WORK TO DO ::
Scan each line of the records for the word "ylabel" and extract the ones that have it.

INPUT FOR THIS TASK ::
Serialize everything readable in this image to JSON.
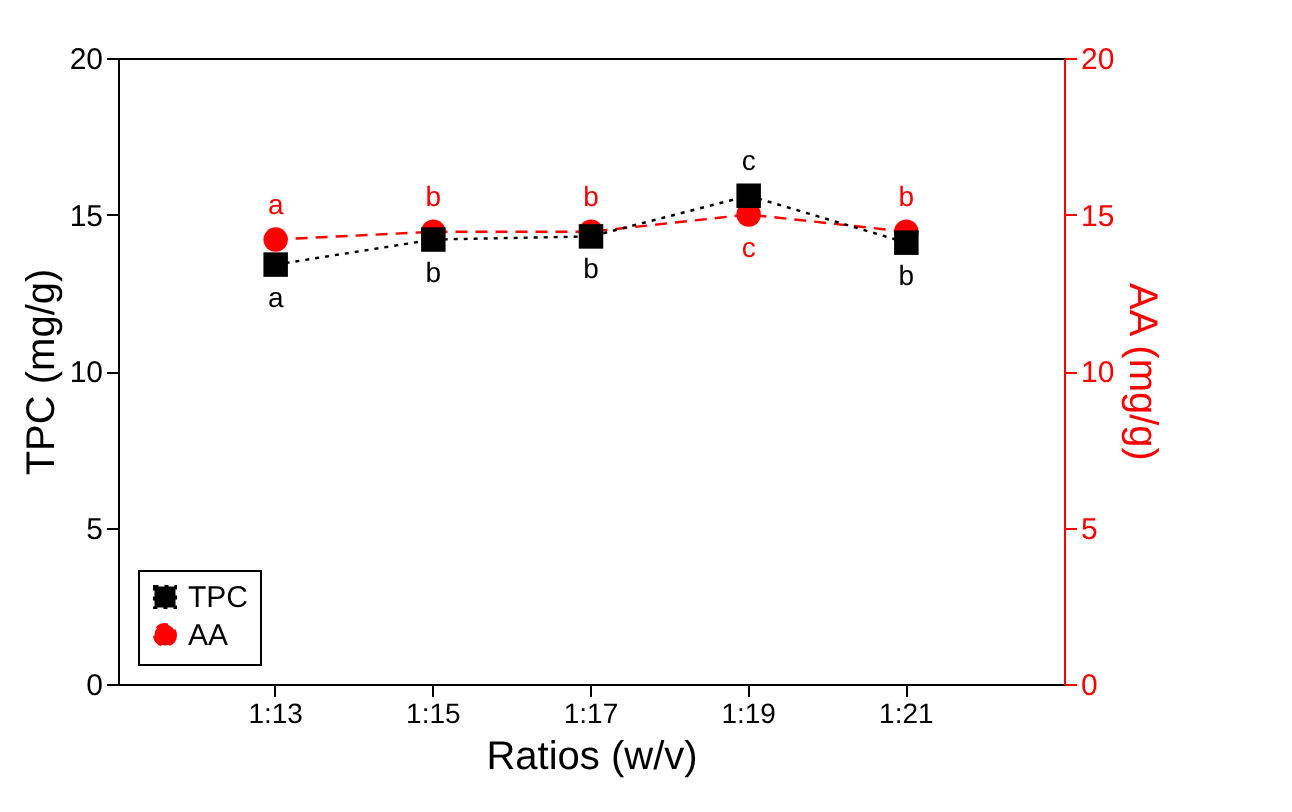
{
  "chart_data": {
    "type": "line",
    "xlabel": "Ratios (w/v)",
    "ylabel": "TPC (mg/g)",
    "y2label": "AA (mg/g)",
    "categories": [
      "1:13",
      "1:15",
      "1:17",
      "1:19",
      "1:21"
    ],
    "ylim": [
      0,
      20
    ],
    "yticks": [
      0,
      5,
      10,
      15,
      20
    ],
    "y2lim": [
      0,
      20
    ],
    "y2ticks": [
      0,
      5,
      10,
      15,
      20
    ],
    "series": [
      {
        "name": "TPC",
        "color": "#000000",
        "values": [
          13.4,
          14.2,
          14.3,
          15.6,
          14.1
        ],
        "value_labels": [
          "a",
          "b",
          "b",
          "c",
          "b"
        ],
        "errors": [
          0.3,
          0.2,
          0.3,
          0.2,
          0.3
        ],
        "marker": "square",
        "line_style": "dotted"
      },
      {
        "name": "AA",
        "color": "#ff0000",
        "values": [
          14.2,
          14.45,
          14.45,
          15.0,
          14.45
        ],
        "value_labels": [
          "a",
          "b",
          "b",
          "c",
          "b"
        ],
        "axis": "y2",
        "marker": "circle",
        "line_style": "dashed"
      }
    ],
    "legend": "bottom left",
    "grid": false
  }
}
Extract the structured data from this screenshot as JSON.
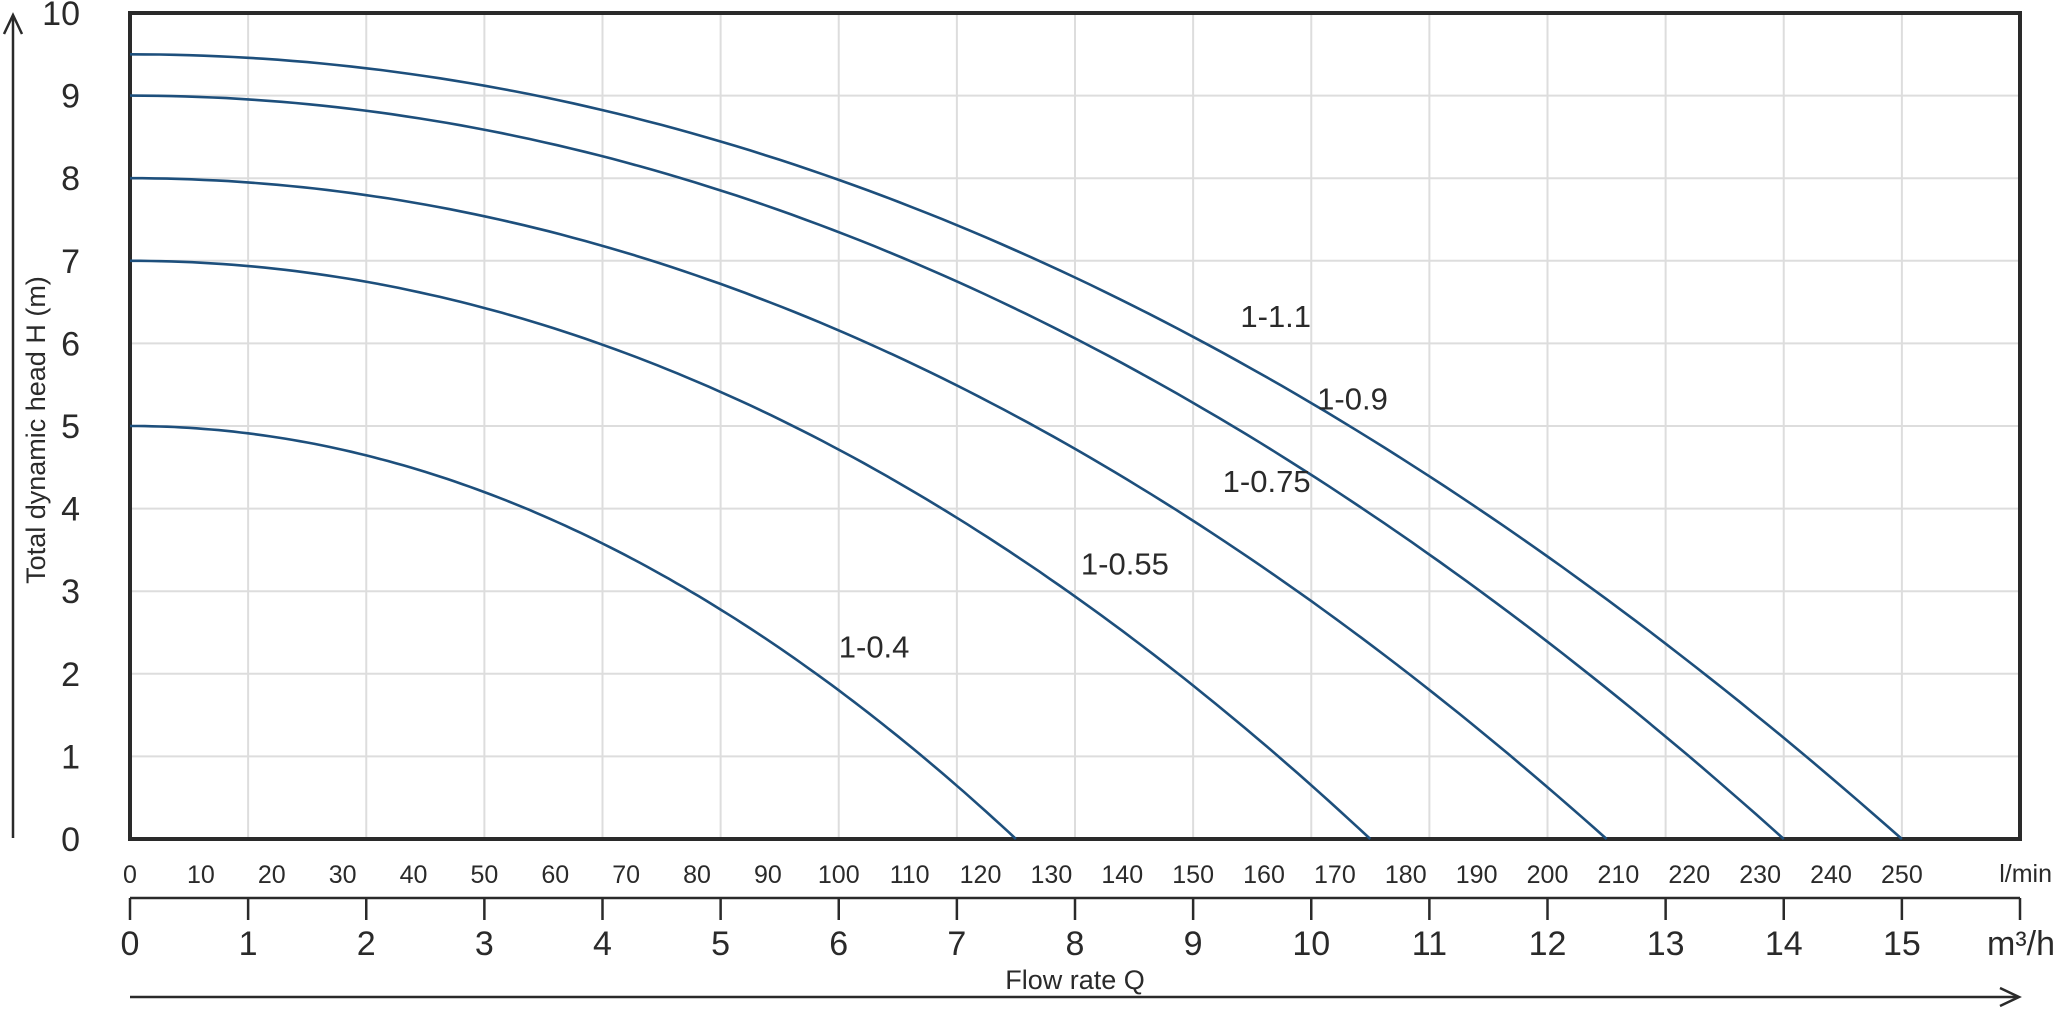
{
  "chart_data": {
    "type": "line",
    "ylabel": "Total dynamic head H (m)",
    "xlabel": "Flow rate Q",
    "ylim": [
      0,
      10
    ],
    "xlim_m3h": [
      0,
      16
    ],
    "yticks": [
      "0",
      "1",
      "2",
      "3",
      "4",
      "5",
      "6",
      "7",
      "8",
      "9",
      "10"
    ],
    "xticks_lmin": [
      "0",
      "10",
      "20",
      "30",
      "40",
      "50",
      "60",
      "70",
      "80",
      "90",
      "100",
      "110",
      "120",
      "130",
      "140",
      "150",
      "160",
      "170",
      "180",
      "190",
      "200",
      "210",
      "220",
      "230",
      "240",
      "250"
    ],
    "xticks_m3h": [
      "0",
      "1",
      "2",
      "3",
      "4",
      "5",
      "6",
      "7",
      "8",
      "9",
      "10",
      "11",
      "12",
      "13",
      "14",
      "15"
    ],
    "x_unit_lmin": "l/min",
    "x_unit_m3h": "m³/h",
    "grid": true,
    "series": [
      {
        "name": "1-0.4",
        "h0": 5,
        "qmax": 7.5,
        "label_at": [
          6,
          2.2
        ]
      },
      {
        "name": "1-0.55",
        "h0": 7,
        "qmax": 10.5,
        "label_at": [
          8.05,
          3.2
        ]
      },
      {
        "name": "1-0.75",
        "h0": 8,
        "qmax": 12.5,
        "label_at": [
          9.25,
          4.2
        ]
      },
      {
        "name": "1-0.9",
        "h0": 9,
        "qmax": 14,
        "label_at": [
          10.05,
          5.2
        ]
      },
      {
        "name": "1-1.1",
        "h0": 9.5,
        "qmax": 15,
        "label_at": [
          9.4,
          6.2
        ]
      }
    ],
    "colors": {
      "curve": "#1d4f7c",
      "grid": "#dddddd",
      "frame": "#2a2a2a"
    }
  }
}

==

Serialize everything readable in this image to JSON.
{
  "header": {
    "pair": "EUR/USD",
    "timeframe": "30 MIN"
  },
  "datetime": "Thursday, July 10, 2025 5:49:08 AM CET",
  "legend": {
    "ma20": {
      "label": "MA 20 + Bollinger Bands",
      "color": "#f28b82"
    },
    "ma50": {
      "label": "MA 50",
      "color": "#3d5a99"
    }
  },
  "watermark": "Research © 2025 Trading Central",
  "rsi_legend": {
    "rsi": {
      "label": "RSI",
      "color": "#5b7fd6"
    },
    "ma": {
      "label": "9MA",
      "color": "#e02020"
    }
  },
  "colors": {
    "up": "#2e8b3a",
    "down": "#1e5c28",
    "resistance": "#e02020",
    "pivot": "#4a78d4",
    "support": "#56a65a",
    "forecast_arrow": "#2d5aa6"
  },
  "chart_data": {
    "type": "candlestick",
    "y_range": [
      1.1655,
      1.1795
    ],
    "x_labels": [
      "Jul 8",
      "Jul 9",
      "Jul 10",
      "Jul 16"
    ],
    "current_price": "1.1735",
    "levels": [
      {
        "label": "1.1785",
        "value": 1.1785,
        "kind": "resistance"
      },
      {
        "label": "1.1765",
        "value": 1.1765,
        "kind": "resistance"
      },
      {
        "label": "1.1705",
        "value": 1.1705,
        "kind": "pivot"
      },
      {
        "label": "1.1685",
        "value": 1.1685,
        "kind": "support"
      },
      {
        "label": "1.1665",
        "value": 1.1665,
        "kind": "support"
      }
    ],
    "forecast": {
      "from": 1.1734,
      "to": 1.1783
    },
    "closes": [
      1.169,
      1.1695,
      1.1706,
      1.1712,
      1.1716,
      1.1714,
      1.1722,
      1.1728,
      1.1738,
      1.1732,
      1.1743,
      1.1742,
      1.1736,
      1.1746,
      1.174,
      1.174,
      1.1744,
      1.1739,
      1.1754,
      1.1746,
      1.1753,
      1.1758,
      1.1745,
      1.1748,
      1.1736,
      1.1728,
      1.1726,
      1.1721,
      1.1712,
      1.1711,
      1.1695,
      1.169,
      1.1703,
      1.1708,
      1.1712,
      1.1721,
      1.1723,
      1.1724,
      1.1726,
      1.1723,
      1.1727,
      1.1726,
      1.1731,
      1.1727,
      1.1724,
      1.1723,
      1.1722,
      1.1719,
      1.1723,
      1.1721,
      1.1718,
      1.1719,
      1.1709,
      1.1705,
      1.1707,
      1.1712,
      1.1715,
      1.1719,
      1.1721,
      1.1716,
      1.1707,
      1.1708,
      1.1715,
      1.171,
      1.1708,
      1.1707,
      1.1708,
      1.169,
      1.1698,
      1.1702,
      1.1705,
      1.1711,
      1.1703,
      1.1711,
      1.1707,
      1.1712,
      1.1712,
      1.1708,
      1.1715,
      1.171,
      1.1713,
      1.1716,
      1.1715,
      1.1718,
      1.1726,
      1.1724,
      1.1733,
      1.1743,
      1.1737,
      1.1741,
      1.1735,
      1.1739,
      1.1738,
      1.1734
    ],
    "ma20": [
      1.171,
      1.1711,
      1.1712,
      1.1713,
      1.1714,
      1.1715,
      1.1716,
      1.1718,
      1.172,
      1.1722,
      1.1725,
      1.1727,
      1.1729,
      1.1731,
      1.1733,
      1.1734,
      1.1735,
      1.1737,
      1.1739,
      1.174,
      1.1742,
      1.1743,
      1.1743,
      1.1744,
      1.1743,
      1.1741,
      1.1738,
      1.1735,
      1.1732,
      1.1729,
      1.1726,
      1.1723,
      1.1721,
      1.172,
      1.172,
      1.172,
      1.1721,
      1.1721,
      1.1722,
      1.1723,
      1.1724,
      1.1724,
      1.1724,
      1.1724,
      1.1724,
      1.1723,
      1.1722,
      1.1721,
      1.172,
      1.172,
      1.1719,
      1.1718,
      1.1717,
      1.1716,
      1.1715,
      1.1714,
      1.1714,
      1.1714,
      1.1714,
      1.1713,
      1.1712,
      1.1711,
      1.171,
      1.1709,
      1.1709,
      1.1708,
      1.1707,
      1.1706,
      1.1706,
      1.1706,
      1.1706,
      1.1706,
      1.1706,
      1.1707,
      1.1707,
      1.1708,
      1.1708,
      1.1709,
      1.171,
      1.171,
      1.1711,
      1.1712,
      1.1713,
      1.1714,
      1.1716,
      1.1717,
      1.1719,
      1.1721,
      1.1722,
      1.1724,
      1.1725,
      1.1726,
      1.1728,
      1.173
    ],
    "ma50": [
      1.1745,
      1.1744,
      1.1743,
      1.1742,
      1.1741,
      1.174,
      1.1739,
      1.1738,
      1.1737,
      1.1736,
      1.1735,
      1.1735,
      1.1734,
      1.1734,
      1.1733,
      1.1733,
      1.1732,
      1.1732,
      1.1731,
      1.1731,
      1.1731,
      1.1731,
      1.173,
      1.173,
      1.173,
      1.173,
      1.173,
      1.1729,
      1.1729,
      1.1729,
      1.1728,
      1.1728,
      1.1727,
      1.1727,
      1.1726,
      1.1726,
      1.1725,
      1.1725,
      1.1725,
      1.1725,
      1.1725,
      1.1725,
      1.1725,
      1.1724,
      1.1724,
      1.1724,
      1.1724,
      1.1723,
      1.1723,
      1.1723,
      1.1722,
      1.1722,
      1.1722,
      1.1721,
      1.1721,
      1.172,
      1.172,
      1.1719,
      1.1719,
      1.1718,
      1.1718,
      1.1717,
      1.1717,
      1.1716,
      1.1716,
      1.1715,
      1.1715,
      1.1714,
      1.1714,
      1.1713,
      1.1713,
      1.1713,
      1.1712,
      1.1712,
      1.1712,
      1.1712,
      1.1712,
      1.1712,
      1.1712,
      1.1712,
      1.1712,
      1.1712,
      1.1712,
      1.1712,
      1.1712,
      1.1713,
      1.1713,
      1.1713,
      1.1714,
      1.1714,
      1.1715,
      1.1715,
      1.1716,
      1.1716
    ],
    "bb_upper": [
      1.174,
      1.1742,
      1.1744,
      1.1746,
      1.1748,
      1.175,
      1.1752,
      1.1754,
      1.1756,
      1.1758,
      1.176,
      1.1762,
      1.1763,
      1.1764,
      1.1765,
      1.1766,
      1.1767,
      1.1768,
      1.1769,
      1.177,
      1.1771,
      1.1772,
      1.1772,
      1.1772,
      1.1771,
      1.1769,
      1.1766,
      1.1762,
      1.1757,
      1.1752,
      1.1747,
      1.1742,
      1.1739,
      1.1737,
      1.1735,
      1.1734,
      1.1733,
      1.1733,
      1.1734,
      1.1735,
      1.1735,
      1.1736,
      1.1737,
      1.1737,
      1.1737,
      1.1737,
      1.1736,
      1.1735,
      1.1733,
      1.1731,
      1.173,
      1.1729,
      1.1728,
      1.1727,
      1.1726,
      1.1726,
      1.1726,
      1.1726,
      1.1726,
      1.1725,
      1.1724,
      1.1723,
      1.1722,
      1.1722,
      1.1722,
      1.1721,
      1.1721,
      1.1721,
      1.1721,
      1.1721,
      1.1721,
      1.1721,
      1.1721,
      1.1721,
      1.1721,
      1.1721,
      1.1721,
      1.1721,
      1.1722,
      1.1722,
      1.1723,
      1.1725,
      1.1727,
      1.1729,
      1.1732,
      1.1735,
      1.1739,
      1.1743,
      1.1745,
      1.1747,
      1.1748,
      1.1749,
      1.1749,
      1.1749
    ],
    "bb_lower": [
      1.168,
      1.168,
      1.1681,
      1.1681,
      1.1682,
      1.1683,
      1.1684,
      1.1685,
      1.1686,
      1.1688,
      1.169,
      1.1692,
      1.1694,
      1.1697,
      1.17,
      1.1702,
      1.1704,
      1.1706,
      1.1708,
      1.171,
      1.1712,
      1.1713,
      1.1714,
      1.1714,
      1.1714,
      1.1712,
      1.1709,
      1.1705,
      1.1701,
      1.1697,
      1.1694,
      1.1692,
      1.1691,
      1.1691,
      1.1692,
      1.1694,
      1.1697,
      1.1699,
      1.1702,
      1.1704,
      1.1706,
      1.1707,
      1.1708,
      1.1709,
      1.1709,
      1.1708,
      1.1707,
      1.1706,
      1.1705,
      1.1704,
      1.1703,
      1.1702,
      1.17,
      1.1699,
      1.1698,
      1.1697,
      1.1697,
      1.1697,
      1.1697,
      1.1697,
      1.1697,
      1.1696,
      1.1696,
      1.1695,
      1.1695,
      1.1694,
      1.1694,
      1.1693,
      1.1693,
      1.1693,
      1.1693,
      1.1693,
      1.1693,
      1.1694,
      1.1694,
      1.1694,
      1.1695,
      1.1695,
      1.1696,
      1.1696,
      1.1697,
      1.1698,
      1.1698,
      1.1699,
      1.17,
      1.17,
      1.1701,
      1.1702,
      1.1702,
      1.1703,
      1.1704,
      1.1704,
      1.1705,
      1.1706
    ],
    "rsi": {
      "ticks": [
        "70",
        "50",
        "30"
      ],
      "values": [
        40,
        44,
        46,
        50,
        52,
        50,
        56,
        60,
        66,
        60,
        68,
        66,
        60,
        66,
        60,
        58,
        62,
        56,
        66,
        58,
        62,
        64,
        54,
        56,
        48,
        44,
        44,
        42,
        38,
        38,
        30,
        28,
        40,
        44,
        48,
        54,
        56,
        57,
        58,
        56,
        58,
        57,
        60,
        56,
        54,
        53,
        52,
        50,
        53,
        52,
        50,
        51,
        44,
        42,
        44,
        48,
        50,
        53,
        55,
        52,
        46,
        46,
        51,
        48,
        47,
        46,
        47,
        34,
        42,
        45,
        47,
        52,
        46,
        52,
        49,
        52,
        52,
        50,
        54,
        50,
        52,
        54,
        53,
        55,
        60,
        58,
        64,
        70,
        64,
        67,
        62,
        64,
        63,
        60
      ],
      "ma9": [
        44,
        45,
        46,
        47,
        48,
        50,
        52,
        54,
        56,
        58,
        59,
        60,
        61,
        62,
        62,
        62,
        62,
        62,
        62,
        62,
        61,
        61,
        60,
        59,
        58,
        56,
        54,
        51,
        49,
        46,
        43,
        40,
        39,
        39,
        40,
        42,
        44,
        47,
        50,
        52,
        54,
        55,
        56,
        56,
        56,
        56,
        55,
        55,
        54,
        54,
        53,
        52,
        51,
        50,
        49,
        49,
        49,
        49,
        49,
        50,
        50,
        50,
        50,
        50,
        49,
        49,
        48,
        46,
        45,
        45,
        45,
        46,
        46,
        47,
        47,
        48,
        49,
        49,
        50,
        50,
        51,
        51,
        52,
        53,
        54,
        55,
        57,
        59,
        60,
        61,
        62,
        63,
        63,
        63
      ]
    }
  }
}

THE COMPLETED TASK ::
    "ylabel": "TPC (mg/g)",
    "ylabel": "Total dynamic head H (m)",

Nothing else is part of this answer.